# WHAT YOU ARE ASKED TO DO:
Copy out the records below with each "tweet-card" swapped for "post-card" and everything else unchanged. Leave the pictures out.

# DATASET:
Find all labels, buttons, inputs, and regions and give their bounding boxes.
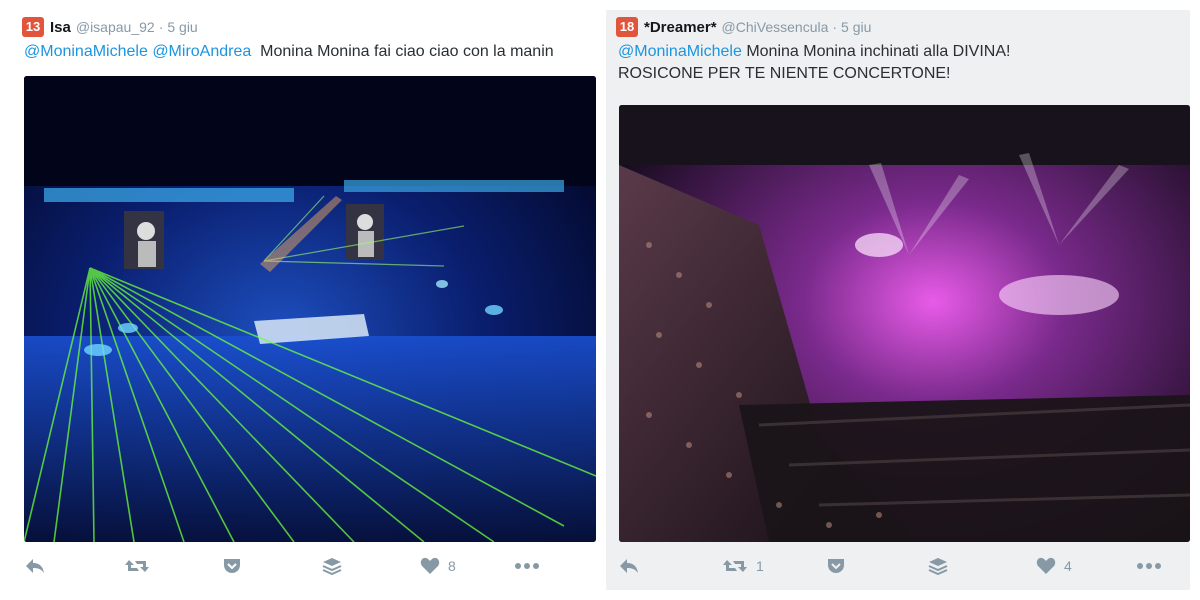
tweet-actions: 8 [24, 555, 584, 577]
retweet-count: 1 [756, 558, 764, 574]
tweet-photo[interactable] [24, 76, 596, 542]
buffer-icon[interactable] [322, 555, 342, 577]
tweet-message: ROSICONE PER TE NIENTE CONCERTONE! [618, 65, 951, 82]
meta-separator: · [158, 19, 164, 35]
more-icon[interactable] [514, 555, 540, 577]
tweet-timestamp[interactable]: 5 giu [841, 19, 871, 35]
display-name[interactable]: *Dreamer* [644, 19, 717, 36]
concert-photo-green-lasers [24, 76, 596, 542]
display-name[interactable]: Isa [50, 19, 71, 36]
mention-link[interactable]: @MiroAndrea [152, 43, 251, 60]
meta-separator: · [832, 19, 838, 35]
more-icon[interactable] [1136, 555, 1162, 577]
like-count: 8 [448, 558, 456, 574]
rank-badge: 18 [616, 17, 638, 37]
retweet-icon[interactable]: 1 [722, 555, 764, 577]
tweet-header: 18 *Dreamer* @ChiVessencula · 5 giu [616, 17, 871, 37]
heart-icon[interactable]: 8 [420, 555, 456, 577]
concert-photo-purple-crowd [619, 105, 1190, 542]
pocket-icon[interactable] [222, 555, 242, 577]
user-handle[interactable]: @ChiVessencula [722, 19, 829, 35]
user-handle[interactable]: @isapau_92 [76, 19, 155, 35]
like-count: 4 [1064, 558, 1072, 574]
buffer-icon[interactable] [928, 555, 948, 577]
retweet-icon[interactable] [124, 555, 158, 577]
tweet-photo[interactable] [619, 105, 1190, 542]
rank-badge: 13 [22, 17, 44, 37]
reply-icon[interactable] [618, 555, 640, 577]
heart-icon[interactable]: 4 [1036, 555, 1072, 577]
pocket-icon[interactable] [826, 555, 846, 577]
mention-link[interactable]: @MoninaMichele [618, 43, 742, 60]
tweet-text-line: @MoninaMichele Monina Monina inchinati a… [618, 41, 1186, 63]
tweet-card[interactable]: 18 *Dreamer* @ChiVessencula · 5 giu @Mon… [606, 10, 1190, 590]
tweet-card[interactable]: 13 Isa @isapau_92 · 5 giu @MoninaMichele… [12, 10, 596, 590]
tweet-text: @MoninaMichele Monina Monina inchinati a… [618, 41, 1186, 85]
tweet-message: Monina Monina inchinati alla DIVINA! [746, 43, 1011, 60]
tweet-header: 13 Isa @isapau_92 · 5 giu [22, 17, 198, 37]
tweet-actions: 1 4 [618, 555, 1178, 577]
reply-icon[interactable] [24, 555, 46, 577]
tweet-timestamp[interactable]: 5 giu [167, 19, 197, 35]
tweet-text: @MoninaMichele @MiroAndrea Monina Monina… [24, 41, 592, 63]
tweet-message: Monina Monina fai ciao ciao con la manin [260, 43, 554, 60]
mention-link[interactable]: @MoninaMichele [24, 43, 148, 60]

# REPLY:
Find all labels, buttons, inputs, and regions and give their bounding boxes.
tweet-actions: 8 [24, 555, 584, 577]
retweet-count: 1 [756, 558, 764, 574]
tweet-photo[interactable] [24, 76, 596, 542]
buffer-icon[interactable] [322, 555, 342, 577]
tweet-message: ROSICONE PER TE NIENTE CONCERTONE! [618, 65, 951, 82]
meta-separator: · [158, 19, 164, 35]
more-icon[interactable] [514, 555, 540, 577]
tweet-timestamp[interactable]: 5 giu [841, 19, 871, 35]
display-name[interactable]: *Dreamer* [644, 19, 717, 36]
concert-photo-green-lasers [24, 76, 596, 542]
display-name[interactable]: Isa [50, 19, 71, 36]
mention-link[interactable]: @MiroAndrea [152, 43, 251, 60]
meta-separator: · [832, 19, 838, 35]
more-icon[interactable] [1136, 555, 1162, 577]
like-count: 8 [448, 558, 456, 574]
rank-badge: 18 [616, 17, 638, 37]
retweet-icon[interactable]: 1 [722, 555, 764, 577]
tweet-header: 18 *Dreamer* @ChiVessencula · 5 giu [616, 17, 871, 37]
heart-icon[interactable]: 8 [420, 555, 456, 577]
concert-photo-purple-crowd [619, 105, 1190, 542]
pocket-icon[interactable] [222, 555, 242, 577]
user-handle[interactable]: @ChiVessencula [722, 19, 829, 35]
user-handle[interactable]: @isapau_92 [76, 19, 155, 35]
like-count: 4 [1064, 558, 1072, 574]
buffer-icon[interactable] [928, 555, 948, 577]
retweet-icon[interactable] [124, 555, 158, 577]
tweet-photo[interactable] [619, 105, 1190, 542]
rank-badge: 13 [22, 17, 44, 37]
reply-icon[interactable] [618, 555, 640, 577]
heart-icon[interactable]: 4 [1036, 555, 1072, 577]
pocket-icon[interactable] [826, 555, 846, 577]
mention-link[interactable]: @MoninaMichele [618, 43, 742, 60]
tweet-text-line: @MoninaMichele Monina Monina inchinati a… [618, 41, 1186, 63]
post-card[interactable]: 18 *Dreamer* @ChiVessencula · 5 giu @Mon… [606, 10, 1190, 590]
post-card[interactable]: 13 Isa @isapau_92 · 5 giu @MoninaMichele… [12, 10, 596, 590]
tweet-text: @MoninaMichele Monina Monina inchinati a… [618, 41, 1186, 85]
tweet-message: Monina Monina inchinati alla DIVINA! [746, 43, 1011, 60]
tweet-header: 13 Isa @isapau_92 · 5 giu [22, 17, 198, 37]
tweet-actions: 1 4 [618, 555, 1178, 577]
reply-icon[interactable] [24, 555, 46, 577]
tweet-timestamp[interactable]: 5 giu [167, 19, 197, 35]
tweet-text: @MoninaMichele @MiroAndrea Monina Monina… [24, 41, 592, 63]
tweet-message: Monina Monina fai ciao ciao con la manin [260, 43, 554, 60]
mention-link[interactable]: @MoninaMichele [24, 43, 148, 60]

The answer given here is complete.